# [STATED PROBLEM]
Every line that contains the word "Watershed" should be copied.

(Lines of data)
——

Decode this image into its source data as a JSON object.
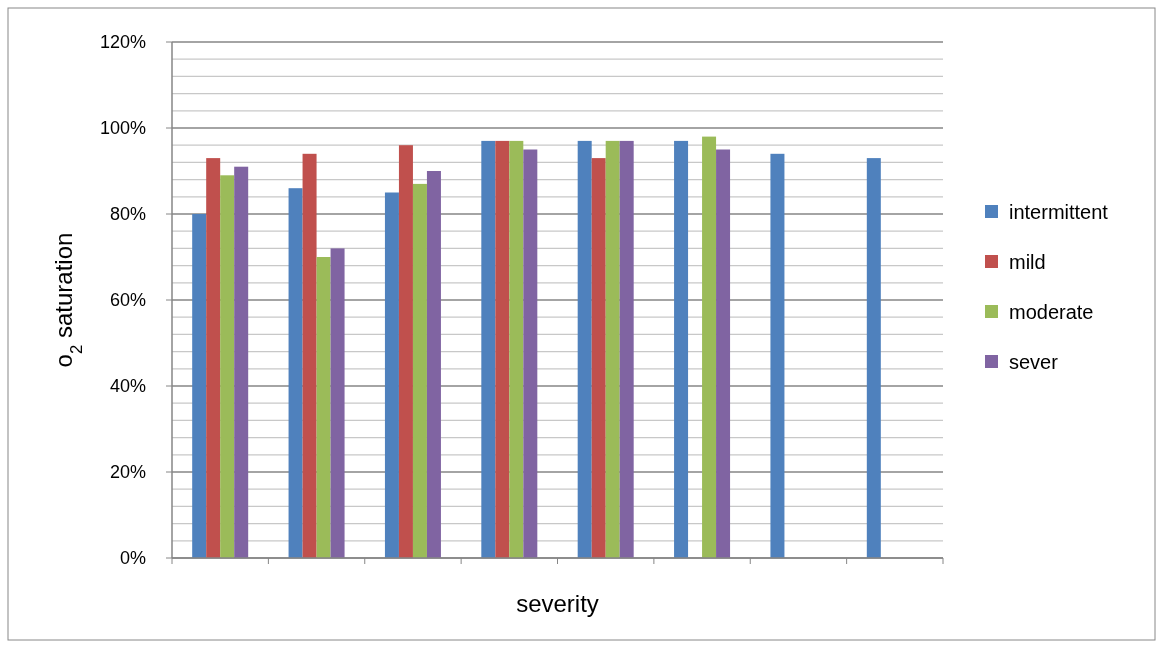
{
  "chart_data": {
    "type": "bar",
    "xlabel": "severity",
    "ylabel": "o$_{2}$ saturation",
    "categories": [
      null,
      null,
      null,
      null,
      null,
      null,
      null,
      null
    ],
    "series": [
      {
        "name": "intermittent",
        "color": "#4f81bd",
        "values": [
          80,
          86,
          85,
          97,
          97,
          97,
          94,
          93
        ]
      },
      {
        "name": "mild",
        "color": "#c0504d",
        "values": [
          93,
          94,
          96,
          97,
          93,
          null,
          null,
          null
        ]
      },
      {
        "name": "moderate",
        "color": "#9bbb59",
        "values": [
          89,
          70,
          87,
          97,
          97,
          98,
          null,
          null
        ]
      },
      {
        "name": "sever",
        "color": "#8064a2",
        "values": [
          91,
          72,
          90,
          95,
          97,
          95,
          null,
          null
        ]
      }
    ],
    "ylim": [
      0,
      120
    ],
    "yticks": [
      {
        "value": 0,
        "label": "0%"
      },
      {
        "value": 4,
        "label": null
      },
      {
        "value": 8,
        "label": null
      },
      {
        "value": 12,
        "label": null
      },
      {
        "value": 16,
        "label": null
      },
      {
        "value": 20,
        "label": "20%"
      },
      {
        "value": 24,
        "label": null
      },
      {
        "value": 28,
        "label": null
      },
      {
        "value": 32,
        "label": null
      },
      {
        "value": 36,
        "label": null
      },
      {
        "value": 40,
        "label": "40%"
      },
      {
        "value": 44,
        "label": null
      },
      {
        "value": 48,
        "label": null
      },
      {
        "value": 52,
        "label": null
      },
      {
        "value": 56,
        "label": null
      },
      {
        "value": 60,
        "label": "60%"
      },
      {
        "value": 64,
        "label": null
      },
      {
        "value": 68,
        "label": null
      },
      {
        "value": 72,
        "label": null
      },
      {
        "value": 76,
        "label": null
      },
      {
        "value": 80,
        "label": "80%"
      },
      {
        "value": 84,
        "label": null
      },
      {
        "value": 88,
        "label": null
      },
      {
        "value": 92,
        "label": null
      },
      {
        "value": 96,
        "label": null
      },
      {
        "value": 100,
        "label": "100%"
      },
      {
        "value": 104,
        "label": null
      },
      {
        "value": 108,
        "label": null
      },
      {
        "value": 112,
        "label": null
      },
      {
        "value": 116,
        "label": null
      },
      {
        "value": 120,
        "label": "120%"
      }
    ],
    "grid": "y",
    "legend": "right"
  }
}
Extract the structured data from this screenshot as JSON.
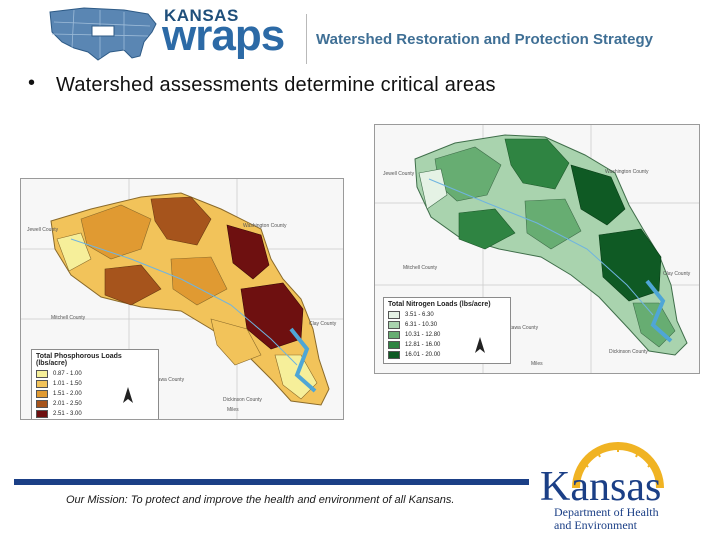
{
  "header": {
    "logo_line1": "KANSAS",
    "logo_line2": "wraps",
    "tagline": "Watershed Restoration and Protection Strategy"
  },
  "slide": {
    "bullet_marker": "•",
    "bullet_text": "Watershed assessments determine critical areas"
  },
  "phosphorus_map": {
    "legend_title": "Total Phosphorous Loads (lbs/acre)",
    "legend_items": [
      {
        "label": "0.87 - 1.00",
        "color": "#f6ef9a"
      },
      {
        "label": "1.01 - 1.50",
        "color": "#f2c35a"
      },
      {
        "label": "1.51 - 2.00",
        "color": "#e09a32"
      },
      {
        "label": "2.01 - 2.50",
        "color": "#a6541c"
      },
      {
        "label": "2.51 - 3.00",
        "color": "#6e1010"
      }
    ],
    "county_labels": [
      "Jewell County",
      "Washington County",
      "Mitchell County",
      "Clay County",
      "Ottawa County",
      "Dickinson County"
    ],
    "scale_label": "Miles"
  },
  "nitrogen_map": {
    "legend_title": "Total Nitrogen Loads (lbs/acre)",
    "legend_items": [
      {
        "label": "3.51 - 6.30",
        "color": "#e5f2e5"
      },
      {
        "label": "6.31 - 10.30",
        "color": "#a9d3ae"
      },
      {
        "label": "10.31 - 12.80",
        "color": "#67ad72"
      },
      {
        "label": "12.81 - 16.00",
        "color": "#2f8442"
      },
      {
        "label": "16.01 - 20.00",
        "color": "#0f5a24"
      }
    ],
    "county_labels": [
      "Jewell County",
      "Washington County",
      "Mitchell County",
      "Clay County",
      "Ottawa County",
      "Dickinson County"
    ],
    "scale_label": "Miles"
  },
  "footer": {
    "mission": "Our Mission: To protect and improve the health and environment of all Kansans.",
    "kdhe_name": "Kansas",
    "kdhe_line1": "Department of Health",
    "kdhe_line2": "and Environment",
    "colors": {
      "rule": "#1b3f86",
      "brand_blue": "#1b3f86",
      "sun_gold": "#f0b323"
    }
  }
}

——

# [CORRECT RESPONSE]
    "tagline": "Watershed Restoration and Protection Strategy"
    "bullet_text": "Watershed assessments determine critical areas"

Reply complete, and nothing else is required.